GOAL OF THE EXERCISE |
Output the material beneath exactly, leaving nothing out.

MATERIALS PROVIDED |
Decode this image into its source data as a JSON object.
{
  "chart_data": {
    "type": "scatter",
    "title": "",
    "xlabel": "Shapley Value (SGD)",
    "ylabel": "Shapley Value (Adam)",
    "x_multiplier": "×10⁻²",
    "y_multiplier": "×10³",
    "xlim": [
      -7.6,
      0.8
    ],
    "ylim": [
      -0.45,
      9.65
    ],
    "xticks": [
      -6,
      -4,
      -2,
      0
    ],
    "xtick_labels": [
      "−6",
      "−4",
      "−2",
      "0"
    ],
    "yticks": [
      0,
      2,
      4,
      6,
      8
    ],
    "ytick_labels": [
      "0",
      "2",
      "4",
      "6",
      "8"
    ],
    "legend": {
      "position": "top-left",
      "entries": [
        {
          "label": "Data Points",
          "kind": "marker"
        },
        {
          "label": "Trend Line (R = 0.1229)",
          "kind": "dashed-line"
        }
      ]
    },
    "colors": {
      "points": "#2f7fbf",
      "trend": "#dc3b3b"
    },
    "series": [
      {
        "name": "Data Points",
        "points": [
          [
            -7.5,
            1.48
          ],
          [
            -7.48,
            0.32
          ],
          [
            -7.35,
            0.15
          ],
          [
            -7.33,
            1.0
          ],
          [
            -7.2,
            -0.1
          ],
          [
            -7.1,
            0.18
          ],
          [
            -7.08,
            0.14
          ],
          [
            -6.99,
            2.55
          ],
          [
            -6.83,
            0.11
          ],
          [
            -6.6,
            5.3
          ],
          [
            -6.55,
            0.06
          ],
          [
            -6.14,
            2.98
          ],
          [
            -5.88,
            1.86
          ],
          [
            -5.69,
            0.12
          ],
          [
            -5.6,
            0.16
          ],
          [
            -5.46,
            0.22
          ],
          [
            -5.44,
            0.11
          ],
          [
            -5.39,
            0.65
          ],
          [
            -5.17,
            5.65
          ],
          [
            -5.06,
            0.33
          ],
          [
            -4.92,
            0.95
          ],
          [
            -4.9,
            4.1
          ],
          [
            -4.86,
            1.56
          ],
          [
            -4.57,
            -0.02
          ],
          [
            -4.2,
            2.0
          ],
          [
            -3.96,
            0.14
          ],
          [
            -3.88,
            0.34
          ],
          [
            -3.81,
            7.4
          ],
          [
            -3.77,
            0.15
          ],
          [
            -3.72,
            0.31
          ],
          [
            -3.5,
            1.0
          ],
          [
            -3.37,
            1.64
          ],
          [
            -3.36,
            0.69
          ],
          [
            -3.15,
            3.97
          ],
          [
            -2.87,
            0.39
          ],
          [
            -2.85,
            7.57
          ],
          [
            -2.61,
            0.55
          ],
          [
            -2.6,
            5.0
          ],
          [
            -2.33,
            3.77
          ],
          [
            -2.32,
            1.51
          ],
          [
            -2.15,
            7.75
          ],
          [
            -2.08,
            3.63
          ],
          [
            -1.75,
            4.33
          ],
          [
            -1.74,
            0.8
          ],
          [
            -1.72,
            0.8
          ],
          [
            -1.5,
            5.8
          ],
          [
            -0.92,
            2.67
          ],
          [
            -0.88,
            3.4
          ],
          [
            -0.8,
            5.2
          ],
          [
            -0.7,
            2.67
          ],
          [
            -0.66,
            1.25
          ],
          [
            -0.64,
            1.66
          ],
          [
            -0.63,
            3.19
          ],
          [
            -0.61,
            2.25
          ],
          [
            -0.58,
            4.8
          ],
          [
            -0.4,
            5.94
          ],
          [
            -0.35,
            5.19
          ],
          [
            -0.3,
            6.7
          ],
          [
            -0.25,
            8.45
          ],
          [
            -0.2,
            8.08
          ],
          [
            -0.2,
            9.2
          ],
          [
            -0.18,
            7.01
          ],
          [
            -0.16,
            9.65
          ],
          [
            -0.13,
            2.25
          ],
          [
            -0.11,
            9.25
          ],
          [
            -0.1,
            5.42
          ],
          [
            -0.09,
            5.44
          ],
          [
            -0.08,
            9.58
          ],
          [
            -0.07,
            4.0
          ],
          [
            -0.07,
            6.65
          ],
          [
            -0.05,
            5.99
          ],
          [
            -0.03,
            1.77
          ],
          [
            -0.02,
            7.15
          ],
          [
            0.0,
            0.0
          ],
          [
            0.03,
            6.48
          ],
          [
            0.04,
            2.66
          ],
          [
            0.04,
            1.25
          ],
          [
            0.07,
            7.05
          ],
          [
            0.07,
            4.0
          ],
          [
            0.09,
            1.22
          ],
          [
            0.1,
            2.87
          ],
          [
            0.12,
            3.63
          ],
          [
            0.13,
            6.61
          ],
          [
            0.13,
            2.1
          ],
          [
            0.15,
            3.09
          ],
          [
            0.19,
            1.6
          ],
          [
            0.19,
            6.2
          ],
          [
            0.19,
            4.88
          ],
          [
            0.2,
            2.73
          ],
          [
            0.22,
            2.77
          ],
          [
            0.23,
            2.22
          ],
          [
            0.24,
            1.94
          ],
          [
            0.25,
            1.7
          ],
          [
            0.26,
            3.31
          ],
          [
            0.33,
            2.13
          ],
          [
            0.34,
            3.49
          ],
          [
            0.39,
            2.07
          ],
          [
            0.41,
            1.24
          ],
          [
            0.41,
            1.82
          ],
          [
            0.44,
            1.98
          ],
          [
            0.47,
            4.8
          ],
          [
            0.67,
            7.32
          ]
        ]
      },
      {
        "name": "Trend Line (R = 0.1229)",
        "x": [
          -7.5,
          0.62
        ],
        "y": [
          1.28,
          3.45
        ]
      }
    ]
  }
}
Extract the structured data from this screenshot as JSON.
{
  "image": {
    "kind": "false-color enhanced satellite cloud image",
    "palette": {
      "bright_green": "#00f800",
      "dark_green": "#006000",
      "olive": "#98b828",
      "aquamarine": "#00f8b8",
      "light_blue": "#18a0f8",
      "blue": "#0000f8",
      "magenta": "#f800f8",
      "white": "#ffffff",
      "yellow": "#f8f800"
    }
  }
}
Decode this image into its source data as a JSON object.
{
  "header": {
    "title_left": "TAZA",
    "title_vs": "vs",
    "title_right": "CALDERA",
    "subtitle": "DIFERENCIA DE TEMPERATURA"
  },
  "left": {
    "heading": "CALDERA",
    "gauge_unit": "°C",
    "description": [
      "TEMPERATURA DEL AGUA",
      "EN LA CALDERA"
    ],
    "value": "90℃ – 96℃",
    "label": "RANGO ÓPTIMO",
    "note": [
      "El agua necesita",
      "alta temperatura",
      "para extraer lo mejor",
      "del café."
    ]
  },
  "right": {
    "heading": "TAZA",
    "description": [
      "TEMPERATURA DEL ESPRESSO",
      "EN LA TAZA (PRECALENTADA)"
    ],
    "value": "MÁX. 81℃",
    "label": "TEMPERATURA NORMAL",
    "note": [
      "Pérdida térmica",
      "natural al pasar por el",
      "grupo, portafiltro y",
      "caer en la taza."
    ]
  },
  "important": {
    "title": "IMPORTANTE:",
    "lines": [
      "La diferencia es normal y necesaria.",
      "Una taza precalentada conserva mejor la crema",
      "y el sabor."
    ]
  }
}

FINISHED TASK |
Decode this image into its source data as a JSON object.
{
  "chart_data": {
    "type": "scatter",
    "title": "",
    "xlabel": "Shapley Value (SGD)",
    "ylabel": "Shapley Value (Adam)",
    "x_multiplier": "×10⁻²",
    "y_multiplier": "×10³",
    "xlim": [
      -7.6,
      0.8
    ],
    "ylim": [
      -0.45,
      9.65
    ],
    "xticks": [
      -6,
      -4,
      -2,
      0
    ],
    "xtick_labels": [
      "−6",
      "−4",
      "−2",
      "0"
    ],
    "yticks": [
      0,
      2,
      4,
      6,
      8
    ],
    "ytick_labels": [
      "0",
      "2",
      "4",
      "6",
      "8"
    ],
    "legend": {
      "position": "top-left",
      "entries": [
        {
          "label": "Data Points",
          "kind": "marker"
        },
        {
          "label": "Trend Line (R = 0.1229)",
          "kind": "dashed-line"
        }
      ]
    },
    "colors": {
      "points": "#2f7fbf",
      "trend": "#dc3b3b"
    },
    "series": [
      {
        "name": "Data Points",
        "points": [
          [
            -7.5,
            1.48
          ],
          [
            -7.48,
            0.32
          ],
          [
            -7.35,
            0.15
          ],
          [
            -7.33,
            1.0
          ],
          [
            -7.2,
            -0.1
          ],
          [
            -7.1,
            0.18
          ],
          [
            -7.08,
            0.14
          ],
          [
            -6.99,
            2.55
          ],
          [
            -6.83,
            0.11
          ],
          [
            -6.6,
            5.3
          ],
          [
            -6.55,
            0.06
          ],
          [
            -6.14,
            2.98
          ],
          [
            -5.88,
            1.86
          ],
          [
            -5.69,
            0.12
          ],
          [
            -5.6,
            0.16
          ],
          [
            -5.46,
            0.22
          ],
          [
            -5.44,
            0.11
          ],
          [
            -5.39,
            0.65
          ],
          [
            -5.17,
            5.65
          ],
          [
            -5.06,
            0.33
          ],
          [
            -4.92,
            0.95
          ],
          [
            -4.9,
            4.1
          ],
          [
            -4.86,
            1.56
          ],
          [
            -4.57,
            -0.02
          ],
          [
            -4.2,
            2.0
          ],
          [
            -3.96,
            0.14
          ],
          [
            -3.88,
            0.34
          ],
          [
            -3.81,
            7.4
          ],
          [
            -3.77,
            0.15
          ],
          [
            -3.72,
            0.31
          ],
          [
            -3.5,
            1.0
          ],
          [
            -3.37,
            1.64
          ],
          [
            -3.36,
            0.69
          ],
          [
            -3.15,
            3.97
          ],
          [
            -2.87,
            0.39
          ],
          [
            -2.85,
            7.57
          ],
          [
            -2.61,
            0.55
          ],
          [
            -2.6,
            5.0
          ],
          [
            -2.33,
            3.77
          ],
          [
            -2.32,
            1.51
          ],
          [
            -2.15,
            7.75
          ],
          [
            -2.08,
            3.63
          ],
          [
            -1.75,
            4.33
          ],
          [
            -1.74,
            0.8
          ],
          [
            -1.72,
            0.8
          ],
          [
            -1.5,
            5.8
          ],
          [
            -0.92,
            2.67
          ],
          [
            -0.88,
            3.4
          ],
          [
            -0.8,
            5.2
          ],
          [
            -0.7,
            2.67
          ],
          [
            -0.66,
            1.25
          ],
          [
            -0.64,
            1.66
          ],
          [
            -0.63,
            3.19
          ],
          [
            -0.61,
            2.25
          ],
          [
            -0.58,
            4.8
          ],
          [
            -0.4,
            5.94
          ],
          [
            -0.35,
            5.19
          ],
          [
            -0.3,
            6.7
          ],
          [
            -0.25,
            8.45
          ],
          [
            -0.2,
            8.08
          ],
          [
            -0.2,
            9.2
          ],
          [
            -0.18,
            7.01
          ],
          [
            -0.16,
            9.65
          ],
          [
            -0.13,
            2.25
          ],
          [
            -0.11,
            9.25
          ],
          [
            -0.1,
            5.42
          ],
          [
            -0.09,
            5.44
          ],
          [
            -0.08,
            9.58
          ],
          [
            -0.07,
            4.0
          ],
          [
            -0.07,
            6.65
          ],
          [
            -0.05,
            5.99
          ],
          [
            -0.03,
            1.77
          ],
          [
            -0.02,
            7.15
          ],
          [
            0.0,
            0.0
          ],
          [
            0.03,
            6.48
          ],
          [
            0.04,
            2.66
          ],
          [
            0.04,
            1.25
          ],
          [
            0.07,
            7.05
          ],
          [
            0.07,
            4.0
          ],
          [
            0.09,
            1.22
          ],
          [
            0.1,
            2.87
          ],
          [
            0.12,
            3.63
          ],
          [
            0.13,
            6.61
          ],
          [
            0.13,
            2.1
          ],
          [
            0.15,
            3.09
          ],
          [
            0.19,
            1.6
          ],
          [
            0.19,
            6.2
          ],
          [
            0.19,
            4.88
          ],
          [
            0.2,
            2.73
          ],
          [
            0.22,
            2.77
          ],
          [
            0.23,
            2.22
          ],
          [
            0.24,
            1.94
          ],
          [
            0.25,
            1.7
          ],
          [
            0.26,
            3.31
          ],
          [
            0.33,
            2.13
          ],
          [
            0.34,
            3.49
          ],
          [
            0.39,
            2.07
          ],
          [
            0.41,
            1.24
          ],
          [
            0.41,
            1.82
          ],
          [
            0.44,
            1.98
          ],
          [
            0.47,
            4.8
          ],
          [
            0.67,
            7.32
          ]
        ]
      },
      {
        "name": "Trend Line (R = 0.1229)",
        "x": [
          -7.5,
          0.62
        ],
        "y": [
          1.28,
          3.45
        ]
      }
    ]
  }
}
Extract the structured data from this screenshot as JSON.
{
  "image": {
    "kind": "false-color enhanced satellite cloud image",
    "palette": {
      "bright_green": "#00f800",
      "dark_green": "#006000",
      "olive": "#98b828",
      "aquamarine": "#00f8b8",
      "light_blue": "#18a0f8",
      "blue": "#0000f8",
      "magenta": "#f800f8",
      "white": "#ffffff",
      "yellow": "#f8f800"
    }
  }
}
Decode this image into its source data as a JSON object.
{
  "header": {
    "title_left": "TAZA",
    "title_vs": "vs",
    "title_right": "CALDERA",
    "subtitle": "DIFERENCIA DE TEMPERATURA"
  },
  "left": {
    "heading": "CALDERA",
    "gauge_unit": "°C",
    "description": [
      "TEMPERATURA DEL AGUA",
      "EN LA CALDERA"
    ],
    "value": "90℃ – 96℃",
    "label": "RANGO ÓPTIMO",
    "note": [
      "El agua necesita",
      "alta temperatura",
      "para extraer lo mejor",
      "del café."
    ]
  },
  "right": {
    "heading": "TAZA",
    "description": [
      "TEMPERATURA DEL ESPRESSO",
      "EN LA TAZA (PRECALENTADA)"
    ],
    "value": "MÁX. 81℃",
    "label": "TEMPERATURA NORMAL",
    "note": [
      "Pérdida térmica",
      "natural al pasar por el",
      "grupo, portafiltro y",
      "caer en la taza."
    ]
  },
  "important": {
    "title": "IMPORTANTE:",
    "lines": [
      "La diferencia es normal y necesaria.",
      "Una taza precalentada conserva mejor la crema",
      "y el sabor."
    ]
  }
}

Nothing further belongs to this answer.